REQUEST:
For every line in the records that has the word "text", make a copy.

RECORD LIST:
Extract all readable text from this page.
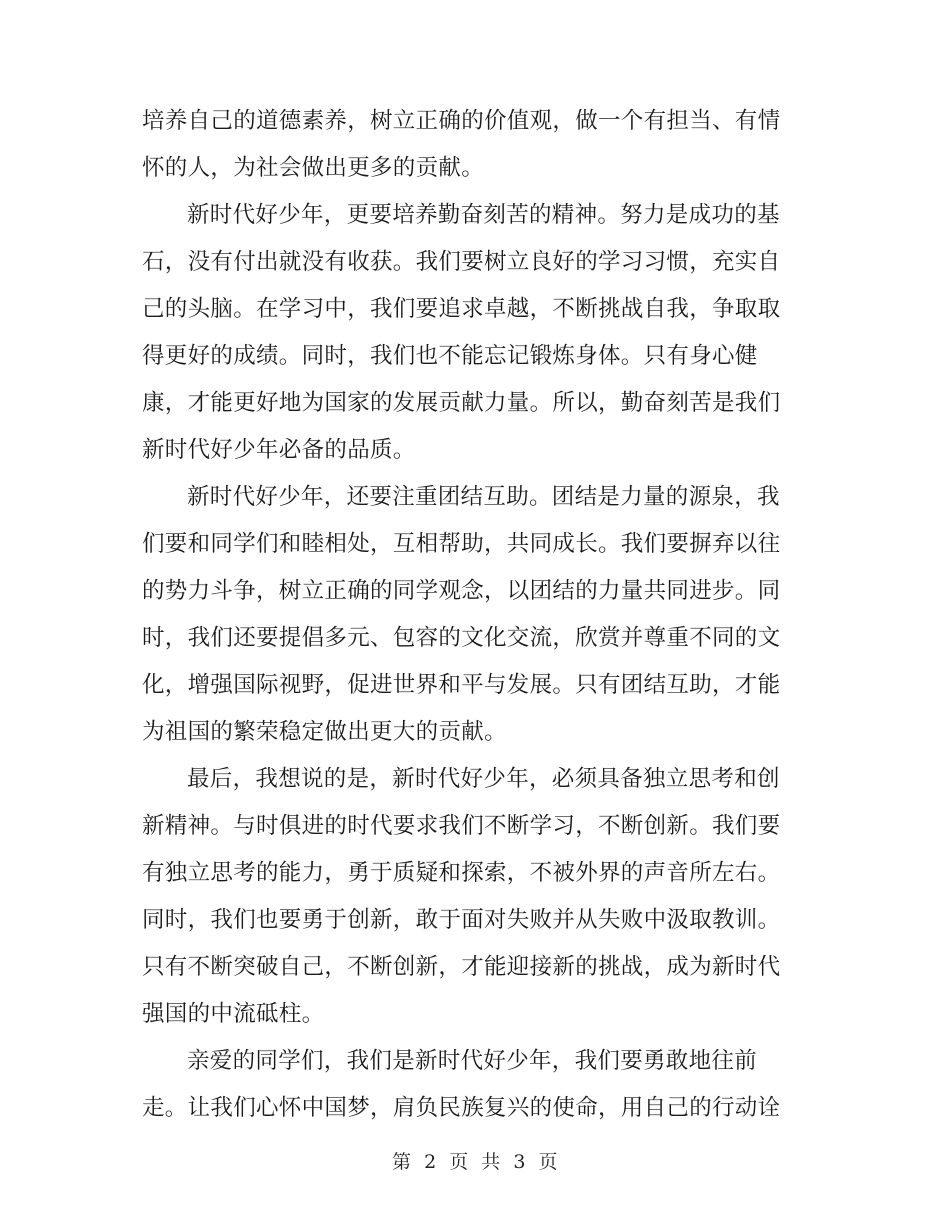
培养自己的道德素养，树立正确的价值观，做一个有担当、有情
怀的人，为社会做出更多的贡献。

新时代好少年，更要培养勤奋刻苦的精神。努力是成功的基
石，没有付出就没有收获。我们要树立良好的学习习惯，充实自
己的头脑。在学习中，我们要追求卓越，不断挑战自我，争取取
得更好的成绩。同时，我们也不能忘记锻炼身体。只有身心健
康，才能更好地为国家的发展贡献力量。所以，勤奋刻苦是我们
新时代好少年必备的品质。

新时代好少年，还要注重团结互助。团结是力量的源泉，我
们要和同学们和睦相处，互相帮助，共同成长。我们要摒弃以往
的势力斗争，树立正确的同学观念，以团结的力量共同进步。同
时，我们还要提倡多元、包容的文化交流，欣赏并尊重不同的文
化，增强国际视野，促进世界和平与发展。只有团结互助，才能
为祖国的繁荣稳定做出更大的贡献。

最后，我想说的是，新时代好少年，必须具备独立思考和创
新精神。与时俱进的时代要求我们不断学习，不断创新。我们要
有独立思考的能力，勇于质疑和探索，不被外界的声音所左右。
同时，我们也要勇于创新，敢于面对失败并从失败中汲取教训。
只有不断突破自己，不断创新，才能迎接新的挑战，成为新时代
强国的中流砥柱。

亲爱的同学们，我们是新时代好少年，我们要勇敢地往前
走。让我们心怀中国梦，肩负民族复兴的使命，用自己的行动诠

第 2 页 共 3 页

==

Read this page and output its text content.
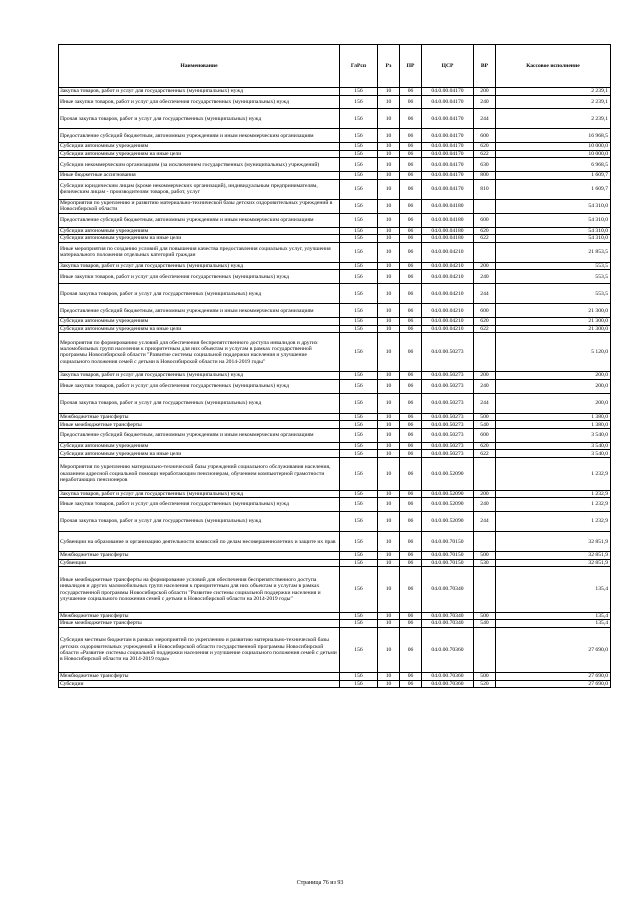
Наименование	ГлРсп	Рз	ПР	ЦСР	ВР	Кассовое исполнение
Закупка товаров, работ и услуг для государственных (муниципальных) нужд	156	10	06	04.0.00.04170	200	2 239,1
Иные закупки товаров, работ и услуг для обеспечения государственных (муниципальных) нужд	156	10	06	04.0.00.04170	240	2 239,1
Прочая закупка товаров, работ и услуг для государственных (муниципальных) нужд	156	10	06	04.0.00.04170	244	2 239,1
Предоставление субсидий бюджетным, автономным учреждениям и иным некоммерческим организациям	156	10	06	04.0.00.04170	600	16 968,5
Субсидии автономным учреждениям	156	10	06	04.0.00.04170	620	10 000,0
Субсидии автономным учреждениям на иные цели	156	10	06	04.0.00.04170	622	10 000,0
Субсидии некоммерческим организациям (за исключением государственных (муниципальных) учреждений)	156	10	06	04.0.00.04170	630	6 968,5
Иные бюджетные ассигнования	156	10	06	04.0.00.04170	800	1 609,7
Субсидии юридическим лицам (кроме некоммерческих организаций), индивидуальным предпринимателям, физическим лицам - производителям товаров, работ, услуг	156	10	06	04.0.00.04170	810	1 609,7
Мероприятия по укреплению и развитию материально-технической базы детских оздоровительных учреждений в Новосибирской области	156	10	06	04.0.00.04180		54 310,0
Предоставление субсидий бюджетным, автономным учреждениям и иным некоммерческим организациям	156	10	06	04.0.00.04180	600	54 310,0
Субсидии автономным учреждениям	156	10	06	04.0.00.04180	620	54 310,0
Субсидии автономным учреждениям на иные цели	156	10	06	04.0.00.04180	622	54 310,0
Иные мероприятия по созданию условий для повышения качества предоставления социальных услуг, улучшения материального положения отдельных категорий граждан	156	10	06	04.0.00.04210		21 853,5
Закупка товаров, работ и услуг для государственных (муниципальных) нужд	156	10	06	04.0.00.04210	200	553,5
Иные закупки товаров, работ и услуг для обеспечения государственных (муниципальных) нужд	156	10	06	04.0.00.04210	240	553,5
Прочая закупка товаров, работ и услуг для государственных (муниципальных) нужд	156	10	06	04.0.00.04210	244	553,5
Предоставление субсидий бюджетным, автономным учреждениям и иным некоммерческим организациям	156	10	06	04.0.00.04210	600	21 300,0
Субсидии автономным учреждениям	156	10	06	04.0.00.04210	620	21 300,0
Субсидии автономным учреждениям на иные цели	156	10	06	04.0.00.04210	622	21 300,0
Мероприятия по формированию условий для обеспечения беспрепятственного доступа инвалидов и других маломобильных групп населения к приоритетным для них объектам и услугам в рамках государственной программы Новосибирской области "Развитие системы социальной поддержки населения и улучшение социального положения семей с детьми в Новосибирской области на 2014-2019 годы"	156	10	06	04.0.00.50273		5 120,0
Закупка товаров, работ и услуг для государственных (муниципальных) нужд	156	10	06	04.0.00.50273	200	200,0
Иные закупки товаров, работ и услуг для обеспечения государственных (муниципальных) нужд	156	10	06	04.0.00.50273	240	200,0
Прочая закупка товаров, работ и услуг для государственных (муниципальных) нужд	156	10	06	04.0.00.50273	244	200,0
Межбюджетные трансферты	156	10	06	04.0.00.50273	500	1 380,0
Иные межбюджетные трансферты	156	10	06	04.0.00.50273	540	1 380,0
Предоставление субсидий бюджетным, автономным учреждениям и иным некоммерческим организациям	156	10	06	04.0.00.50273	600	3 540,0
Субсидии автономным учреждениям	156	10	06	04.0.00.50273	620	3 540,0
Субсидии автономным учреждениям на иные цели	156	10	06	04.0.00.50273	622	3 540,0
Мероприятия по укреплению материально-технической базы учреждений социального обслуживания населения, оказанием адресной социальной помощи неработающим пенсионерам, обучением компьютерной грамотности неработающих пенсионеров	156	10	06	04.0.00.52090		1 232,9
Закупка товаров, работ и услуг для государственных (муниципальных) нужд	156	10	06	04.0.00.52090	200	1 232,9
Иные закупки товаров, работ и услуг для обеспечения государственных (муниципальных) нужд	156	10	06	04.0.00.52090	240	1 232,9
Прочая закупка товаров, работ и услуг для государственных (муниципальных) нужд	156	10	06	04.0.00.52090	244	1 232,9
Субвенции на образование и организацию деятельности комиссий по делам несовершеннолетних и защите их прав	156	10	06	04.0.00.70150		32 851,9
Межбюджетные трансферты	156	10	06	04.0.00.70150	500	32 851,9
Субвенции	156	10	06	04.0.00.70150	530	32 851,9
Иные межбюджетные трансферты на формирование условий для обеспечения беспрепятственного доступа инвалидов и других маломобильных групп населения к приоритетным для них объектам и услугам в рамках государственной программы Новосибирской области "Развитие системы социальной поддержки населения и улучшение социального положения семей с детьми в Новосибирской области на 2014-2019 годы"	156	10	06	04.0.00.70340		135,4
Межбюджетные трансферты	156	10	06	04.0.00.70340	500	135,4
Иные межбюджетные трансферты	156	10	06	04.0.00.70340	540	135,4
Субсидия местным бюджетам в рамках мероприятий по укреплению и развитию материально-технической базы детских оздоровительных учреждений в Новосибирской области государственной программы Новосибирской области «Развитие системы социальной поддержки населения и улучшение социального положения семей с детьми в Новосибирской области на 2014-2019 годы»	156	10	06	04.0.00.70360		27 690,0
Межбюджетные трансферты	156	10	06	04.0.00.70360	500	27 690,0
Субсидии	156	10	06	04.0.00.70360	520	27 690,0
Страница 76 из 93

ANSWER FOR THIS EXERCISE:
Extract all readable text from this page.
Read this page and output its text content.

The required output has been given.